** Task prompt **
Return all entries verbatim; skip any pictures.

Entries taken from a collection:
-- Opening Marker --

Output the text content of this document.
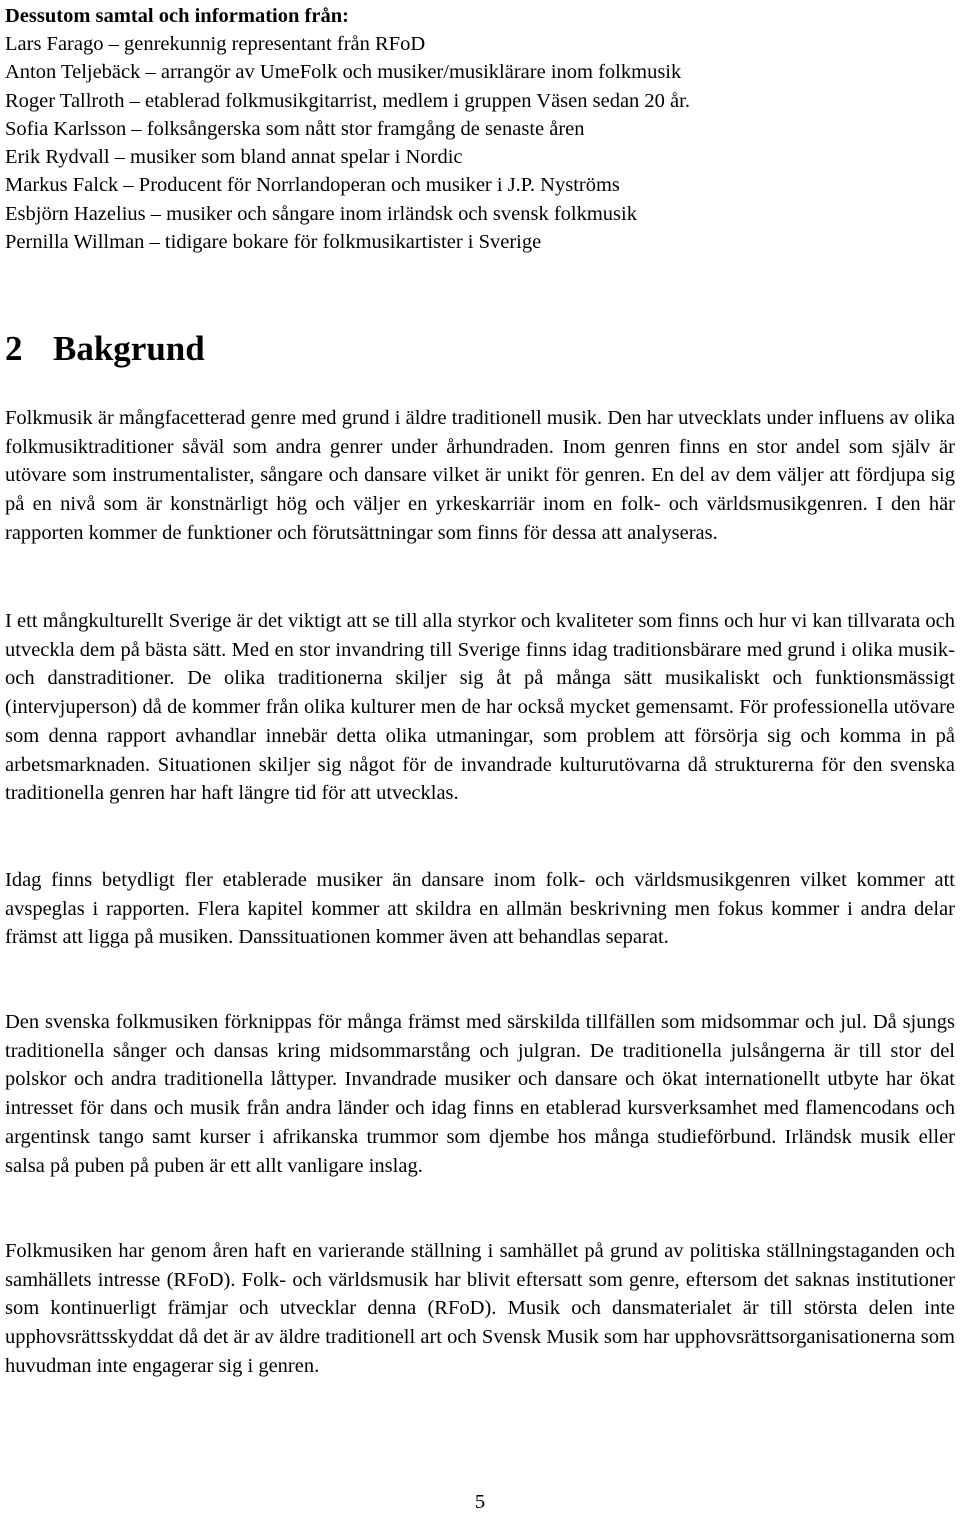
Dessutom samtal och information från:
Lars Farago – genrekunnig representant från RFoD
Anton Teljebäck – arrangör av UmeFolk och musiker/musiklärare inom folkmusik
Roger Tallroth – etablerad folkmusikgitarrist, medlem i gruppen Väsen sedan 20 år.
Sofia Karlsson – folksångerska som nått stor framgång de senaste åren
Erik Rydvall – musiker som bland annat spelar i Nordic
Markus Falck – Producent för Norrlandoperan och musiker i J.P. Nyströms
Esbjörn Hazelius – musiker och sångare inom irländsk och svensk folkmusik
Pernilla Willman – tidigare bokare för folkmusikartister i Sverige
2 Bakgrund

Folkmusik är mångfacetterad genre med grund i äldre traditionell musik. Den har utvecklats under influens av olika folkmusiktraditioner såväl som andra genrer under århundraden. Inom genren finns en stor andel som själv är utövare som instrumentalister, sångare och dansare vilket är unikt för genren. En del av dem väljer att fördjupa sig på en nivå som är konstnärligt hög och väljer en yrkeskarriär inom en folk- och världsmusikgenren. I den här rapporten kommer de funktioner och förutsättningar som finns för dessa att analyseras.

I ett mångkulturellt Sverige är det viktigt att se till alla styrkor och kvaliteter som finns och hur vi kan tillvarata och utveckla dem på bästa sätt. Med en stor invandring till Sverige finns idag traditionsbärare med grund i olika musik- och danstraditioner. De olika traditionerna skiljer sig åt på många sätt musikaliskt och funktionsmässigt (intervjuperson) då de kommer från olika kulturer men de har också mycket gemensamt. För professionella utövare som denna rapport avhandlar innebär detta olika utmaningar, som problem att försörja sig och komma in på arbetsmarknaden. Situationen skiljer sig något för de invandrade kulturutövarna då strukturerna för den svenska traditionella genren har haft längre tid för att utvecklas.

Idag finns betydligt fler etablerade musiker än dansare inom folk- och världsmusikgenren vilket kommer att avspeglas i rapporten. Flera kapitel kommer att skildra en allmän beskrivning men fokus kommer i andra delar främst att ligga på musiken. Danssituationen kommer även att behandlas separat.

Den svenska folkmusiken förknippas för många främst med särskilda tillfällen som midsommar och jul. Då sjungs traditionella sånger och dansas kring midsommarstång och julgran. De traditionella julsångerna är till stor del polskor och andra traditionella låttyper. Invandrade musiker och dansare och ökat internationellt utbyte har ökat intresset för dans och musik från andra länder och idag finns en etablerad kursverksamhet med flamencodans och argentinsk tango samt kurser i afrikanska trummor som djembe hos många studieförbund. Irländsk musik eller salsa på puben på puben är ett allt vanligare inslag.

Folkmusiken har genom åren haft en varierande ställning i samhället på grund av politiska ställningstaganden och samhällets intresse (RFoD). Folk- och världsmusik har blivit eftersatt som genre, eftersom det saknas institutioner som kontinuerligt främjar och utvecklar denna (RFoD). Musik och dansmaterialet är till största delen inte upphovsrättsskyddat då det är av äldre traditionell art och Svensk Musik som har upphovsrättsorganisationerna som huvudman inte engagerar sig i genren.

5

-- Closing Marker --

** Output below **
Output the text content of this document.
Dessutom samtal och information från:
Lars Farago – genrekunnig representant från RFoD
Anton Teljebäck – arrangör av UmeFolk och musiker/musiklärare inom folkmusik
Roger Tallroth – etablerad folkmusikgitarrist, medlem i gruppen Väsen sedan 20 år.
Sofia Karlsson – folksångerska som nått stor framgång de senaste åren
Erik Rydvall – musiker som bland annat spelar i Nordic
Markus Falck – Producent för Norrlandoperan och musiker i J.P. Nyströms
Esbjörn Hazelius – musiker och sångare inom irländsk och svensk folkmusik
Pernilla Willman – tidigare bokare för folkmusikartister i Sverige
2 Bakgrund

Folkmusik är mångfacetterad genre med grund i äldre traditionell musik. Den har utvecklats under influens av olika folkmusiktraditioner såväl som andra genrer under århundraden. Inom genren finns en stor andel som själv är utövare som instrumentalister, sångare och dansare vilket är unikt för genren. En del av dem väljer att fördjupa sig på en nivå som är konstnärligt hög och väljer en yrkeskarriär inom en folk- och världsmusikgenren. I den här rapporten kommer de funktioner och förutsättningar som finns för dessa att analyseras.

I ett mångkulturellt Sverige är det viktigt att se till alla styrkor och kvaliteter som finns och hur vi kan tillvarata och utveckla dem på bästa sätt. Med en stor invandring till Sverige finns idag traditionsbärare med grund i olika musik- och danstraditioner. De olika traditionerna skiljer sig åt på många sätt musikaliskt och funktionsmässigt (intervjuperson) då de kommer från olika kulturer men de har också mycket gemensamt. För professionella utövare som denna rapport avhandlar innebär detta olika utmaningar, som problem att försörja sig och komma in på arbetsmarknaden. Situationen skiljer sig något för de invandrade kulturutövarna då strukturerna för den svenska traditionella genren har haft längre tid för att utvecklas.

Idag finns betydligt fler etablerade musiker än dansare inom folk- och världsmusikgenren vilket kommer att avspeglas i rapporten. Flera kapitel kommer att skildra en allmän beskrivning men fokus kommer i andra delar främst att ligga på musiken. Danssituationen kommer även att behandlas separat.

Den svenska folkmusiken förknippas för många främst med särskilda tillfällen som midsommar och jul. Då sjungs traditionella sånger och dansas kring midsommarstång och julgran. De traditionella julsångerna är till stor del polskor och andra traditionella låttyper. Invandrade musiker och dansare och ökat internationellt utbyte har ökat intresset för dans och musik från andra länder och idag finns en etablerad kursverksamhet med flamencodans och argentinsk tango samt kurser i afrikanska trummor som djembe hos många studieförbund. Irländsk musik eller salsa på puben på puben är ett allt vanligare inslag.

Folkmusiken har genom åren haft en varierande ställning i samhället på grund av politiska ställningstaganden och samhällets intresse (RFoD). Folk- och världsmusik har blivit eftersatt som genre, eftersom det saknas institutioner som kontinuerligt främjar och utvecklar denna (RFoD). Musik och dansmaterialet är till största delen inte upphovsrättsskyddat då det är av äldre traditionell art och Svensk Musik som har upphovsrättsorganisationerna som huvudman inte engagerar sig i genren.

5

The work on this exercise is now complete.